To be done: Give the records back in full, exactly as they read.

>> Begin Data in this exercise

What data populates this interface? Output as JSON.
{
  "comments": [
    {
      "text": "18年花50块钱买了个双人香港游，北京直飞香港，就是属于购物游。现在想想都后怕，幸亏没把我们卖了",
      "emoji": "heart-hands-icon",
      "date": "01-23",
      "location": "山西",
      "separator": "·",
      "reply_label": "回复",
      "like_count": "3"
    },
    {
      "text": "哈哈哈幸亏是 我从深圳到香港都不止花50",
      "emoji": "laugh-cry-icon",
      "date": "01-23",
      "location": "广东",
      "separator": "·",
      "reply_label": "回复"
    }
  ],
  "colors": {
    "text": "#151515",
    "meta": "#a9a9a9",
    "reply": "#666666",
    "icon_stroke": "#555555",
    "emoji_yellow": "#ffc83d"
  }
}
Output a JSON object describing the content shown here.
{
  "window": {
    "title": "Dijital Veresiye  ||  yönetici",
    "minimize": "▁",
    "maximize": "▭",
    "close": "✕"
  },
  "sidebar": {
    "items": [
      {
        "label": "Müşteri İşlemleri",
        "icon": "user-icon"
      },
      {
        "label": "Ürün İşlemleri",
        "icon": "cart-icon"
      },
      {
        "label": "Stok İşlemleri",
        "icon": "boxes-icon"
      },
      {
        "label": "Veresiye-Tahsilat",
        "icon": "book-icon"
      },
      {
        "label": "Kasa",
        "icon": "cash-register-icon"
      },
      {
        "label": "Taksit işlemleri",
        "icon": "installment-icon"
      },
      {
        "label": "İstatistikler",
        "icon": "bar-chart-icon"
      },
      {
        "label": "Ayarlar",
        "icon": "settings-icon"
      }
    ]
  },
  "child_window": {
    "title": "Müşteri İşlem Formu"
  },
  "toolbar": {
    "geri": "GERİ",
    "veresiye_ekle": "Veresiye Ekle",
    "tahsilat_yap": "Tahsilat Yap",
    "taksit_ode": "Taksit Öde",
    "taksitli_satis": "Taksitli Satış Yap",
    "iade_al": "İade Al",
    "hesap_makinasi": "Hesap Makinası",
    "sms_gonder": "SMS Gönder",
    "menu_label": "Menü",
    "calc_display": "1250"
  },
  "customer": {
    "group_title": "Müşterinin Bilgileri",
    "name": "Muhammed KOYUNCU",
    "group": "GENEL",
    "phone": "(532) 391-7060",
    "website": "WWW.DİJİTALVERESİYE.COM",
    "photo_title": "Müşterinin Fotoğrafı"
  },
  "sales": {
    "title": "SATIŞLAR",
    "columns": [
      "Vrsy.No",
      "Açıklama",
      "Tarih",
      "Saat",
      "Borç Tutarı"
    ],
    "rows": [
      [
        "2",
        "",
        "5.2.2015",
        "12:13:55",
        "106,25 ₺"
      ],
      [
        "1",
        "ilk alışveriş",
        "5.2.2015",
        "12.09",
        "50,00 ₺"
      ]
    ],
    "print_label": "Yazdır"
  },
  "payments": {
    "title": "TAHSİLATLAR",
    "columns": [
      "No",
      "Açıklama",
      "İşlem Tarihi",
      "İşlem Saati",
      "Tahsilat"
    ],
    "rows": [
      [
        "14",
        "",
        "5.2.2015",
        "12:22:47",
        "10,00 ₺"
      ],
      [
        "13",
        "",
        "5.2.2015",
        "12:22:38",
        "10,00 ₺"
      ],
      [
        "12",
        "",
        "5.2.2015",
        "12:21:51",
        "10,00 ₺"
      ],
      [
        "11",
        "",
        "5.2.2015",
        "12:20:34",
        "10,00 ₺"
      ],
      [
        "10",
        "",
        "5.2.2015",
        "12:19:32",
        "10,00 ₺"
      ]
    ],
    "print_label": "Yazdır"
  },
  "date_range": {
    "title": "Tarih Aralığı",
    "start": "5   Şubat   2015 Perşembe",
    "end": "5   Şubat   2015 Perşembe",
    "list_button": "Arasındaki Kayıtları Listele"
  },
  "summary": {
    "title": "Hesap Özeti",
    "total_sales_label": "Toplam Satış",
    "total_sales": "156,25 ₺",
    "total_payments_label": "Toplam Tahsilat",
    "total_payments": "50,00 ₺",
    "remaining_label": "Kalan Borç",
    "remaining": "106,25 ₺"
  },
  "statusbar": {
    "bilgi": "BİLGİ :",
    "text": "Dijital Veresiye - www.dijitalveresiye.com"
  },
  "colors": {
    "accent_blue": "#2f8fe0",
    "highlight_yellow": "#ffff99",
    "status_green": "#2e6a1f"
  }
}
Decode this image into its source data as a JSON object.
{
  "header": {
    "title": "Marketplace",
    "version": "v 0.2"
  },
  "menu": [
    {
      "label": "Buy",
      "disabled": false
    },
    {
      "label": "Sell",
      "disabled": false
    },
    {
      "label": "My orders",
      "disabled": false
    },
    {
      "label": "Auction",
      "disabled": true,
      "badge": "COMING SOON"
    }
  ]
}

>> End Data in this exercise

Complete output:
What data populates this interface? Output as JSON.
{
  "comments": [
    {
      "text": "18年花50块钱买了个双人香港游，北京直飞香港，就是属于购物游。现在想想都后怕，幸亏没把我们卖了",
      "emoji": "heart-hands-icon",
      "date": "01-23",
      "location": "山西",
      "separator": "·",
      "reply_label": "回复",
      "like_count": "3"
    },
    {
      "text": "哈哈哈幸亏是 我从深圳到香港都不止花50",
      "emoji": "laugh-cry-icon",
      "date": "01-23",
      "location": "广东",
      "separator": "·",
      "reply_label": "回复"
    }
  ],
  "colors": {
    "text": "#151515",
    "meta": "#a9a9a9",
    "reply": "#666666",
    "icon_stroke": "#555555",
    "emoji_yellow": "#ffc83d"
  }
}
Output a JSON object describing the content shown here.
{
  "window": {
    "title": "Dijital Veresiye  ||  yönetici",
    "minimize": "▁",
    "maximize": "▭",
    "close": "✕"
  },
  "sidebar": {
    "items": [
      {
        "label": "Müşteri İşlemleri",
        "icon": "user-icon"
      },
      {
        "label": "Ürün İşlemleri",
        "icon": "cart-icon"
      },
      {
        "label": "Stok İşlemleri",
        "icon": "boxes-icon"
      },
      {
        "label": "Veresiye-Tahsilat",
        "icon": "book-icon"
      },
      {
        "label": "Kasa",
        "icon": "cash-register-icon"
      },
      {
        "label": "Taksit işlemleri",
        "icon": "installment-icon"
      },
      {
        "label": "İstatistikler",
        "icon": "bar-chart-icon"
      },
      {
        "label": "Ayarlar",
        "icon": "settings-icon"
      }
    ]
  },
  "child_window": {
    "title": "Müşteri İşlem Formu"
  },
  "toolbar": {
    "geri": "GERİ",
    "veresiye_ekle": "Veresiye Ekle",
    "tahsilat_yap": "Tahsilat Yap",
    "taksit_ode": "Taksit Öde",
    "taksitli_satis": "Taksitli Satış Yap",
    "iade_al": "İade Al",
    "hesap_makinasi": "Hesap Makinası",
    "sms_gonder": "SMS Gönder",
    "menu_label": "Menü",
    "calc_display": "1250"
  },
  "customer": {
    "group_title": "Müşterinin Bilgileri",
    "name": "Muhammed KOYUNCU",
    "group": "GENEL",
    "phone": "(532) 391-7060",
    "website": "WWW.DİJİTALVERESİYE.COM",
    "photo_title": "Müşterinin Fotoğrafı"
  },
  "sales": {
    "title": "SATIŞLAR",
    "columns": [
      "Vrsy.No",
      "Açıklama",
      "Tarih",
      "Saat",
      "Borç Tutarı"
    ],
    "rows": [
      [
        "2",
        "",
        "5.2.2015",
        "12:13:55",
        "106,25 ₺"
      ],
      [
        "1",
        "ilk alışveriş",
        "5.2.2015",
        "12.09",
        "50,00 ₺"
      ]
    ],
    "print_label": "Yazdır"
  },
  "payments": {
    "title": "TAHSİLATLAR",
    "columns": [
      "No",
      "Açıklama",
      "İşlem Tarihi",
      "İşlem Saati",
      "Tahsilat"
    ],
    "rows": [
      [
        "14",
        "",
        "5.2.2015",
        "12:22:47",
        "10,00 ₺"
      ],
      [
        "13",
        "",
        "5.2.2015",
        "12:22:38",
        "10,00 ₺"
      ],
      [
        "12",
        "",
        "5.2.2015",
        "12:21:51",
        "10,00 ₺"
      ],
      [
        "11",
        "",
        "5.2.2015",
        "12:20:34",
        "10,00 ₺"
      ],
      [
        "10",
        "",
        "5.2.2015",
        "12:19:32",
        "10,00 ₺"
      ]
    ],
    "print_label": "Yazdır"
  },
  "date_range": {
    "title": "Tarih Aralığı",
    "start": "5   Şubat   2015 Perşembe",
    "end": "5   Şubat   2015 Perşembe",
    "list_button": "Arasındaki Kayıtları Listele"
  },
  "summary": {
    "title": "Hesap Özeti",
    "total_sales_label": "Toplam Satış",
    "total_sales": "156,25 ₺",
    "total_payments_label": "Toplam Tahsilat",
    "total_payments": "50,00 ₺",
    "remaining_label": "Kalan Borç",
    "remaining": "106,25 ₺"
  },
  "statusbar": {
    "bilgi": "BİLGİ :",
    "text": "Dijital Veresiye - www.dijitalveresiye.com"
  },
  "colors": {
    "accent_blue": "#2f8fe0",
    "highlight_yellow": "#ffff99",
    "status_green": "#2e6a1f"
  }
}
Decode this image into its source data as a JSON object.
{
  "header": {
    "title": "Marketplace",
    "version": "v 0.2"
  },
  "menu": [
    {
      "label": "Buy",
      "disabled": false
    },
    {
      "label": "Sell",
      "disabled": false
    },
    {
      "label": "My orders",
      "disabled": false
    },
    {
      "label": "Auction",
      "disabled": true,
      "badge": "COMING SOON"
    }
  ]
}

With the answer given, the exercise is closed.